## [GIVEN EXERCISE]
Pull every line containing "individuals" from the entries.

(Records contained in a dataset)
══════════════════════════════

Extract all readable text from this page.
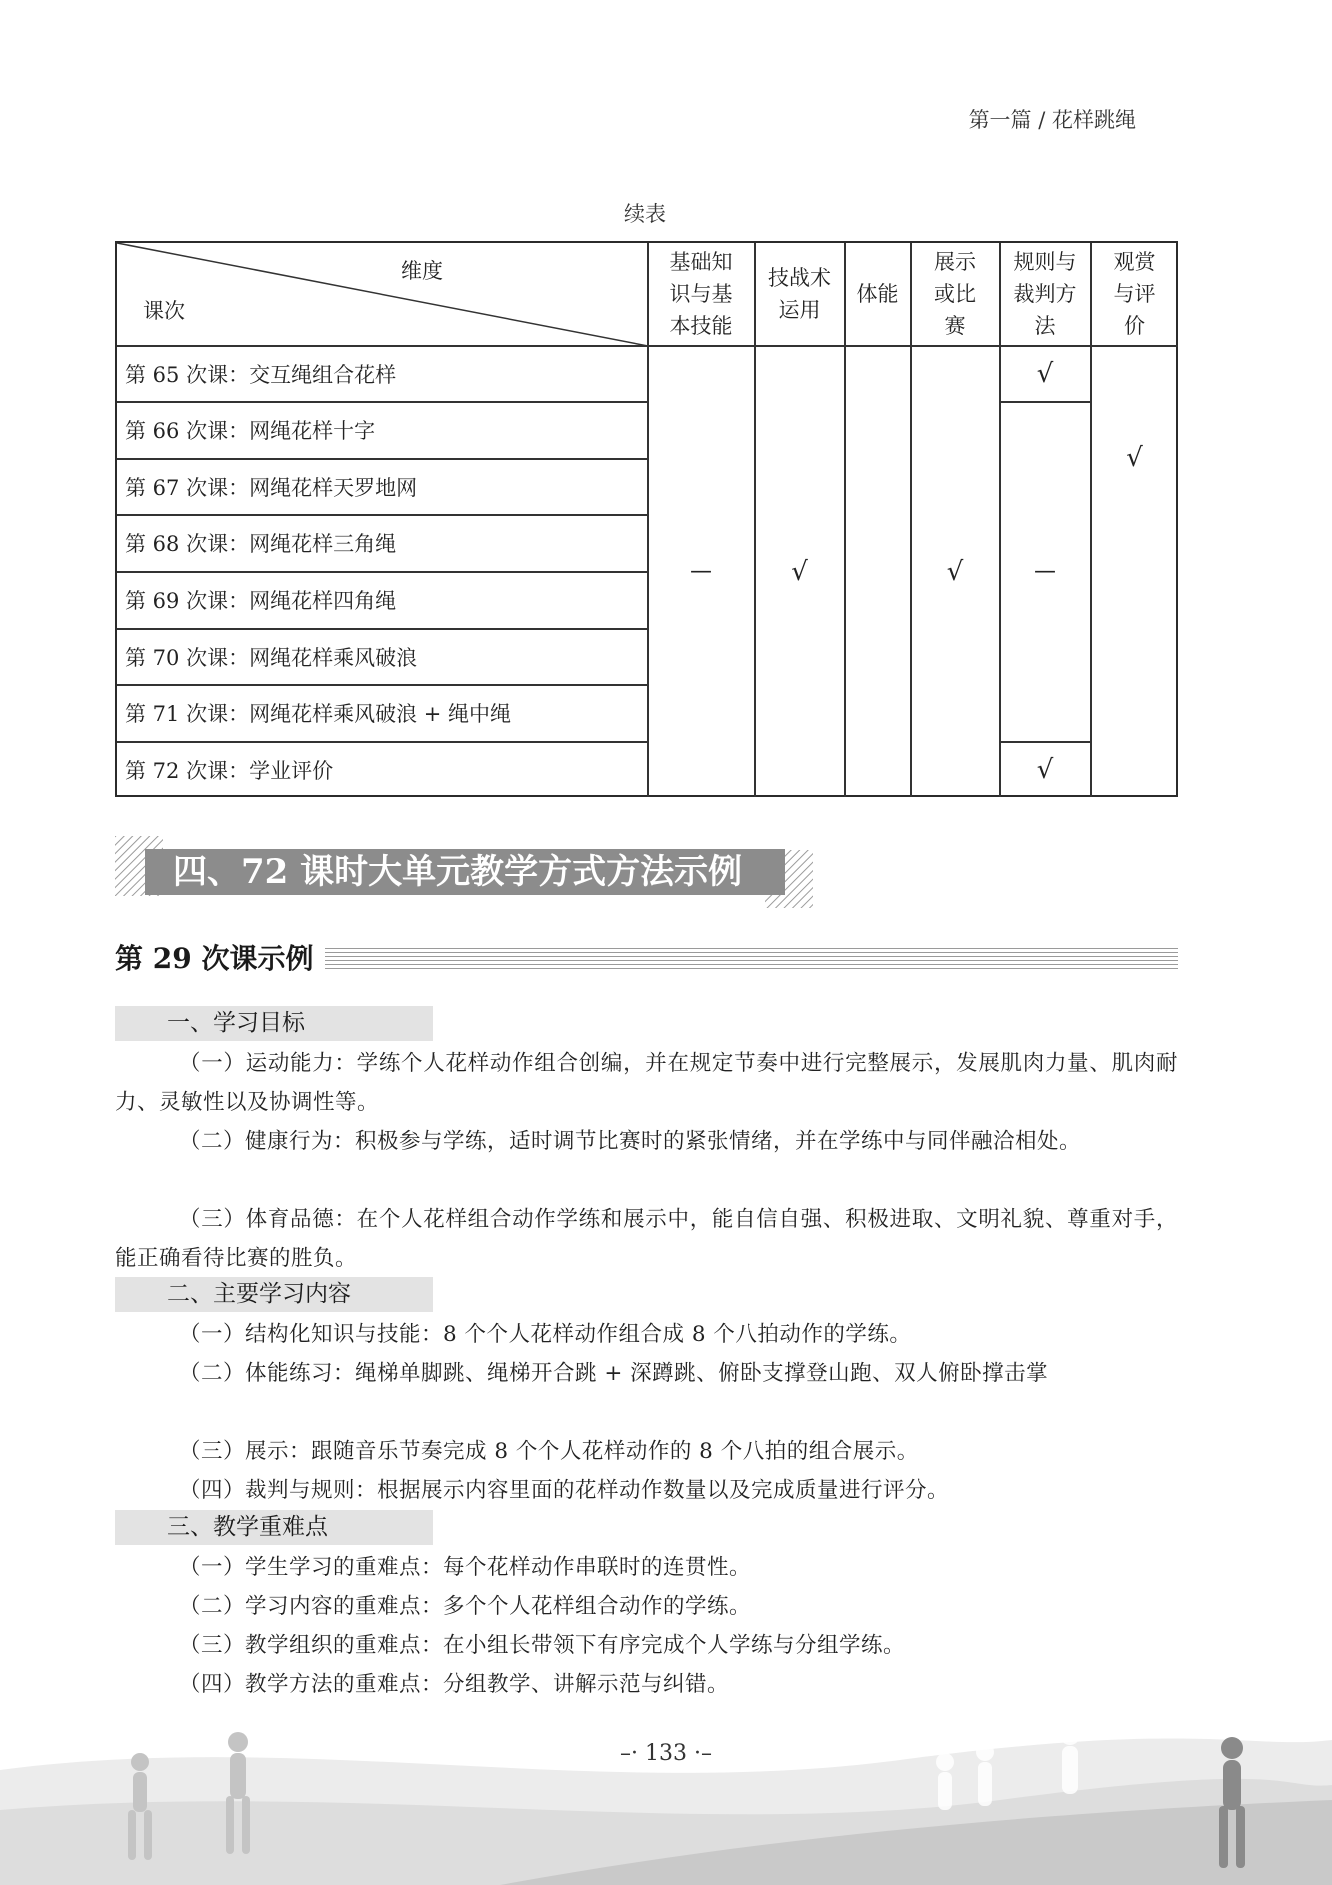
第一篇 / 花样跳绳
续表
维度
课次
基础知识与基本技能
技战术运用
体能
展示或比赛
规则与裁判方法
观赏与评价
第 65 次课：交互绳组合花样
第 66 次课：网绳花样十字
第 67 次课：网绳花样天罗地网
第 68 次课：网绳花样三角绳
第 69 次课：网绳花样四角绳
第 70 次课：网绳花样乘风破浪
第 71 次课：网绳花样乘风破浪 + 绳中绳
第 72 次课：学业评价
—	√	√
√
—
√
√
四、72 课时大单元教学方式方法示例
第 29 次课示例
一、学习目标
（一）运动能力：学练个人花样动作组合创编，并在规定节奏中进行完整展示，发展肌肉力量、肌肉耐力、灵敏性以及协调性等。
（二）健康行为：积极参与学练，适时调节比赛时的紧张情绪，并在学练中与同伴融洽相处。
（三）体育品德：在个人花样组合动作学练和展示中，能自信自强、积极进取、文明礼貌、尊重对手，能正确看待比赛的胜负。
二、主要学习内容
（一）结构化知识与技能：8 个个人花样动作组合成 8 个八拍动作的学练。
（二）体能练习：绳梯单脚跳、绳梯开合跳 + 深蹲跳、俯卧支撑登山跑、双人俯卧撑击掌
（三）展示：跟随音乐节奏完成 8 个个人花样动作的 8 个八拍的组合展示。
（四）裁判与规则：根据展示内容里面的花样动作数量以及完成质量进行评分。
三、教学重难点
（一）学生学习的重难点：每个花样动作串联时的连贯性。
（二）学习内容的重难点：多个个人花样组合动作的学练。
（三）教学组织的重难点：在小组长带领下有序完成个人学练与分组学练。
（四）教学方法的重难点：分组教学、讲解示范与纠错。
–· 133 ·–
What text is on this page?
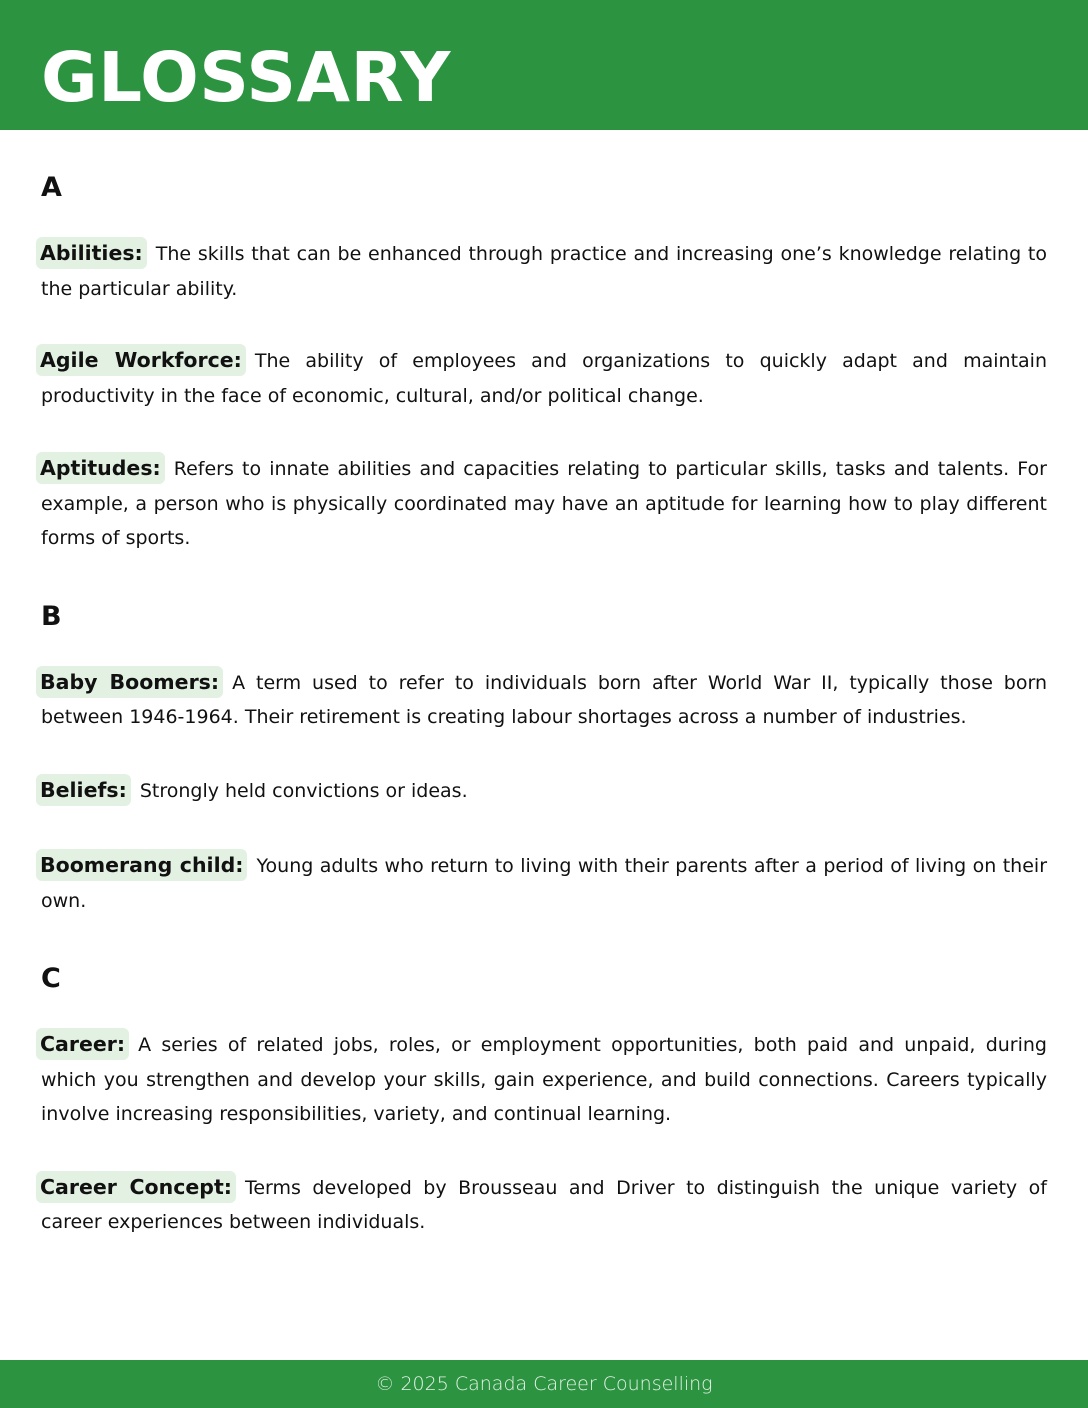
GLOSSARY
A

Abilities: The skills that can be enhanced through practice and increasing one’s knowledge relating to the particular ability.

Agile Workforce: The ability of employees and organizations to quickly adapt and maintain productivity in the face of economic, cultural, and/or political change.

Aptitudes: Refers to innate abilities and capacities relating to particular skills, tasks and talents. For example, a person who is physically coordinated may have an aptitude for learning how to play different forms of sports.

B

Baby Boomers: A term used to refer to individuals born after World War II, typically those born between 1946-1964. Their retirement is creating labour shortages across a number of industries.

Beliefs: Strongly held convictions or ideas.

Boomerang child: Young adults who return to living with their parents after a period of living on their own.

C

Career: A series of related jobs, roles, or employment opportunities, both paid and unpaid, during which you strengthen and develop your skills, gain experience, and build connections. Careers typically involve increasing responsibilities, variety, and continual learning.

Career Concept: Terms developed by Brousseau and Driver to distinguish the unique variety of career experiences between individuals.

© 2025 Canada Career Counselling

══════════════════════════════

## [COMPLETED TASK]
Baby Boomers: A term used to refer to individuals born after World War II, typically those born between 1946-1964. Their retirement is creating labour shortages across a number of industries.
Career Concept: Terms developed by Brousseau and Driver to distinguish the unique variety of career experiences between individuals.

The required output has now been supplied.